■ Records for this exercise:
__________
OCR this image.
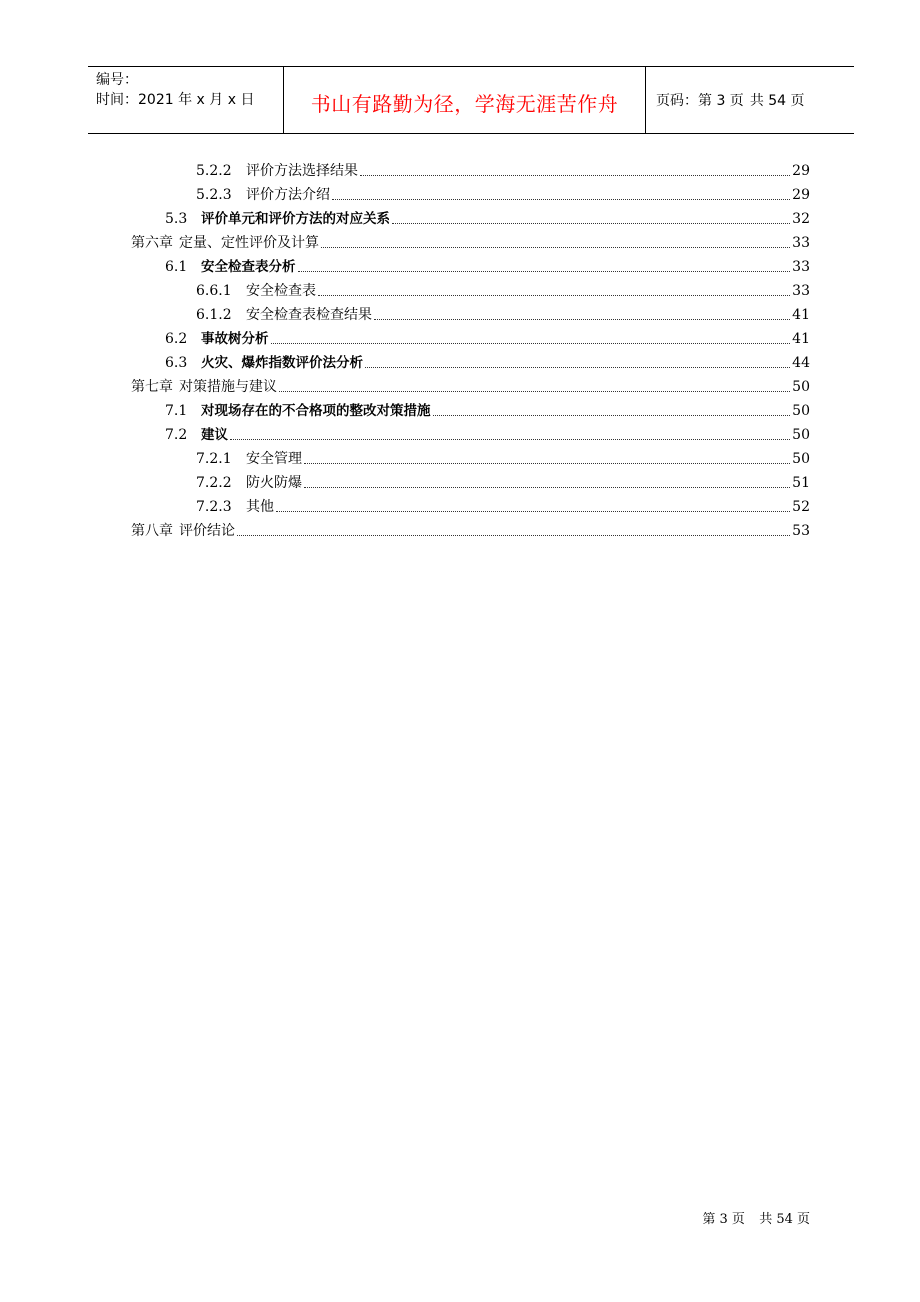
编号：
时间：2021 年 x 月 x 日	书山有路勤为径，学海无涯苦作舟	页码：第 3 页 共 54 页
5.2.2	评价方法选择结果	29
5.2.3	评价方法介绍	29
5.3	评价单元和评价方法的对应关系	32
第六章 定量、定性评价及计算	33
6.1	安全检查表分析	33
6.6.1	安全检查表	33
6.1.2	安全检查表检查结果	41
6.2	事故树分析	41
6.3	火灾、爆炸指数评价法分析	44
第七章 对策措施与建议	50
7.1	对现场存在的不合格项的整改对策措施	50
7.2	建议	50
7.2.1	安全管理	50
7.2.2	防火防爆	51
7.2.3	其他	52
第八章 评价结论	53
第 3 页 共 54 页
__________
■ Work to be completed: From start to finish, output the listing exactly, but omit its pictures.

■ Result of the task:
OCR this image.
编号：
时间：2021 年 x 月 x 日	书山有路勤为径，学海无涯苦作舟	页码：第 3 页 共 54 页
5.2.2	评价方法选择结果	29
5.2.3	评价方法介绍	29
5.3	评价单元和评价方法的对应关系	32
第六章 定量、定性评价及计算	33
6.1	安全检查表分析	33
6.6.1	安全检查表	33
6.1.2	安全检查表检查结果	41
6.2	事故树分析	41
6.3	火灾、爆炸指数评价法分析	44
第七章 对策措施与建议	50
7.1	对现场存在的不合格项的整改对策措施	50
7.2	建议	50
7.2.1	安全管理	50
7.2.2	防火防爆	51
7.2.3	其他	52
第八章 评价结论	53
第 3 页 共 54 页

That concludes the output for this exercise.